**What to produce:**
Out of the lines below, please list those that hold the string "until".

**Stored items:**
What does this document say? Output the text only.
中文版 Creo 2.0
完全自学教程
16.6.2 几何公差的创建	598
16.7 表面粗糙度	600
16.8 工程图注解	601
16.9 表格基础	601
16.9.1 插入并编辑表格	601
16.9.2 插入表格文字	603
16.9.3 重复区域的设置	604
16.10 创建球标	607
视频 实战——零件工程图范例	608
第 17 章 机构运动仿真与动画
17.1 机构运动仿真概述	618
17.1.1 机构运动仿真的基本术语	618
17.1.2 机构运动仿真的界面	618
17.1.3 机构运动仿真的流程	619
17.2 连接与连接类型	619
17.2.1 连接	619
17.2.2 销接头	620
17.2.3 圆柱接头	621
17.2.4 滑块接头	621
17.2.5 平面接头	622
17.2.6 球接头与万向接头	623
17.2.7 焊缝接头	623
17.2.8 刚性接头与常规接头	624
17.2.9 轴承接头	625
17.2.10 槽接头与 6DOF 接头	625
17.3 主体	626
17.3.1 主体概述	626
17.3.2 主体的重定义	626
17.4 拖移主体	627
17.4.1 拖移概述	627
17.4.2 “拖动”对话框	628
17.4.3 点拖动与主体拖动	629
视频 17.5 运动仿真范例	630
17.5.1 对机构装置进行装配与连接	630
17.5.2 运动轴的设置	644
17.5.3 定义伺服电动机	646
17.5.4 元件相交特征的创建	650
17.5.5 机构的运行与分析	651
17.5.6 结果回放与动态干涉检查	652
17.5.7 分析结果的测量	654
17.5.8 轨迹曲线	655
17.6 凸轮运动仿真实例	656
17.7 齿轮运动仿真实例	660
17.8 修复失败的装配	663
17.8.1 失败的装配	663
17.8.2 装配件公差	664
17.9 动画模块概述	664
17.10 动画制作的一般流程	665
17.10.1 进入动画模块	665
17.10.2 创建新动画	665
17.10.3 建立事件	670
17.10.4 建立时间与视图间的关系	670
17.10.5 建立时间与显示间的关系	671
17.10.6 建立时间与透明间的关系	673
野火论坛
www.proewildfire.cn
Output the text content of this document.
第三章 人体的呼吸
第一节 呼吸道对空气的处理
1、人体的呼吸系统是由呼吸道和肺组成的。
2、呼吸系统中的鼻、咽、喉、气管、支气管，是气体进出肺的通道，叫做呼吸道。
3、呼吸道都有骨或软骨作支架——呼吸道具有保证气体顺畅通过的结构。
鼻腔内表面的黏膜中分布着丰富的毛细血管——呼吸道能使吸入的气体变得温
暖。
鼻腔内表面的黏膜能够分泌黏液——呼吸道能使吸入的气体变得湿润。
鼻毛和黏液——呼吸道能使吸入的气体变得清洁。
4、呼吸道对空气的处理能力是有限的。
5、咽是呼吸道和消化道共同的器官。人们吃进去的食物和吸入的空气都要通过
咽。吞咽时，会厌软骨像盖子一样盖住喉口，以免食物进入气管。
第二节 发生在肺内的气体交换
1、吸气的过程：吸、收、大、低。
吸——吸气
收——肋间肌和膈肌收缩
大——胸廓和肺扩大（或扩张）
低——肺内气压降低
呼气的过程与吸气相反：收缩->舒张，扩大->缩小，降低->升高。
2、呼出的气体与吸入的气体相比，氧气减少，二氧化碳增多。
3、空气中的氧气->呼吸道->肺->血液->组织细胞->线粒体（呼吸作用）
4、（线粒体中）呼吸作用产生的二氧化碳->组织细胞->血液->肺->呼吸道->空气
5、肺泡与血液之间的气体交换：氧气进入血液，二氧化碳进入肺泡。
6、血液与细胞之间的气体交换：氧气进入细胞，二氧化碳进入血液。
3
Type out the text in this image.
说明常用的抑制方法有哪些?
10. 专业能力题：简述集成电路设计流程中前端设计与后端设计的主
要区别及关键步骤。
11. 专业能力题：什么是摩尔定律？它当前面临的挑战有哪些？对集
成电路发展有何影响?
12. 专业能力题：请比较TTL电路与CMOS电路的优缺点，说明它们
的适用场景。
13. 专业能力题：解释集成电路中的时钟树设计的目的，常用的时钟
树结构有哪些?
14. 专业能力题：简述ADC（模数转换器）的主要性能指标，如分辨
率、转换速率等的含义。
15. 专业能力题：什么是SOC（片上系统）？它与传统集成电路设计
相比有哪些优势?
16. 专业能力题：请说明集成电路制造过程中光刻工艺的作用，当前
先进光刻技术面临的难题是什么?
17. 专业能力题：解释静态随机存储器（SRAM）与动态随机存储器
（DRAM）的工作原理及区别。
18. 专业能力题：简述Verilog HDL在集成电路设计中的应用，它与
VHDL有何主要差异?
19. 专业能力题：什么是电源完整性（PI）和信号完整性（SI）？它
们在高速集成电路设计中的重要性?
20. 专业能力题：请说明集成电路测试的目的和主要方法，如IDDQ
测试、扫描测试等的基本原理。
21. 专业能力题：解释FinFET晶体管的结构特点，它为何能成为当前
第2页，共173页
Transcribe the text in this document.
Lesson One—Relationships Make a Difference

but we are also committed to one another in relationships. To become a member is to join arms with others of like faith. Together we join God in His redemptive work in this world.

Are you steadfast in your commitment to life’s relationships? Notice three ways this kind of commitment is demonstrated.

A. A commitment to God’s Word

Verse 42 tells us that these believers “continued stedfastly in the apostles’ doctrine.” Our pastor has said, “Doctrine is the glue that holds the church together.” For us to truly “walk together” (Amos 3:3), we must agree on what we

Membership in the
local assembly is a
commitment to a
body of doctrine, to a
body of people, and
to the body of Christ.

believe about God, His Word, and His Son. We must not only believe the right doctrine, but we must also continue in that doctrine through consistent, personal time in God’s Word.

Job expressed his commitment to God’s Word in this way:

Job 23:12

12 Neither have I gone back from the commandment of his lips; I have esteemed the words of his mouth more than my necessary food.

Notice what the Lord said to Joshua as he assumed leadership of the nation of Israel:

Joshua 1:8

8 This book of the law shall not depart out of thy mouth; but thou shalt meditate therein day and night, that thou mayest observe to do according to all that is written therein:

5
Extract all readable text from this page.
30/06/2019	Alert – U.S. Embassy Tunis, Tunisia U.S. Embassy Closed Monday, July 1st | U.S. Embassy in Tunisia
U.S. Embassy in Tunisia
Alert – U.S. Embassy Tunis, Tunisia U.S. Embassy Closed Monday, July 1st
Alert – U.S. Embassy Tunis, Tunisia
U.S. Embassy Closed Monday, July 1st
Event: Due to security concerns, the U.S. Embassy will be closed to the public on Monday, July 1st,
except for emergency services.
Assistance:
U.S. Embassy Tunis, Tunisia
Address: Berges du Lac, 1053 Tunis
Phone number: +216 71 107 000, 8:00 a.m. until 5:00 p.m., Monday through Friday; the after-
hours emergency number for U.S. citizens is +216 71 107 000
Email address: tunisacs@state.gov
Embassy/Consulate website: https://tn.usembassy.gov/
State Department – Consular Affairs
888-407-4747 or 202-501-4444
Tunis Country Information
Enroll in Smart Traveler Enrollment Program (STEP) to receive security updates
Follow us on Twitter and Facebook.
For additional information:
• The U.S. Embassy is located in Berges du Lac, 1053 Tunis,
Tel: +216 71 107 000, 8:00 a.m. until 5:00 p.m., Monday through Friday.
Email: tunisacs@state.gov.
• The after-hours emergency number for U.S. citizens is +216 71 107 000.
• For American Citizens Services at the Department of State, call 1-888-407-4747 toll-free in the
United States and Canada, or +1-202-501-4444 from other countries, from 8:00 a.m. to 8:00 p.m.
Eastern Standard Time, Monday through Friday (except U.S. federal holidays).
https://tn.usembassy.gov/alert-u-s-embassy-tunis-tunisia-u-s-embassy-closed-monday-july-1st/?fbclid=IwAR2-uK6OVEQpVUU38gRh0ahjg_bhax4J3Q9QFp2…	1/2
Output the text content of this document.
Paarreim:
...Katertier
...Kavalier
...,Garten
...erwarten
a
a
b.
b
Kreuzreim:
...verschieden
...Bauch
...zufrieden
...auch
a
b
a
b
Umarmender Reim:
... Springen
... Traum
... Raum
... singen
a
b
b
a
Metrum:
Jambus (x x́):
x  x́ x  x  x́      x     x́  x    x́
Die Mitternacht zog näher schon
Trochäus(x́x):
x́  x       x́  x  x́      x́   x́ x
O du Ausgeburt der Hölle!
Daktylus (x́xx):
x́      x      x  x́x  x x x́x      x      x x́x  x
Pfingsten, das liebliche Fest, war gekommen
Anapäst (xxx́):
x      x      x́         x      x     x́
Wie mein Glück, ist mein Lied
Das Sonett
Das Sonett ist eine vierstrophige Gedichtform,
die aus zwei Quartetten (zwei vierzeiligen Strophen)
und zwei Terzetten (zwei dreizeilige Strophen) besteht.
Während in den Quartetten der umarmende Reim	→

**Result:**
Phone number: +216 71 107 000, 8:00 a.m. until 5:00 p.m., Monday through Friday; the after-
Tel: +216 71 107 000, 8:00 a.m. until 5:00 p.m., Monday through Friday.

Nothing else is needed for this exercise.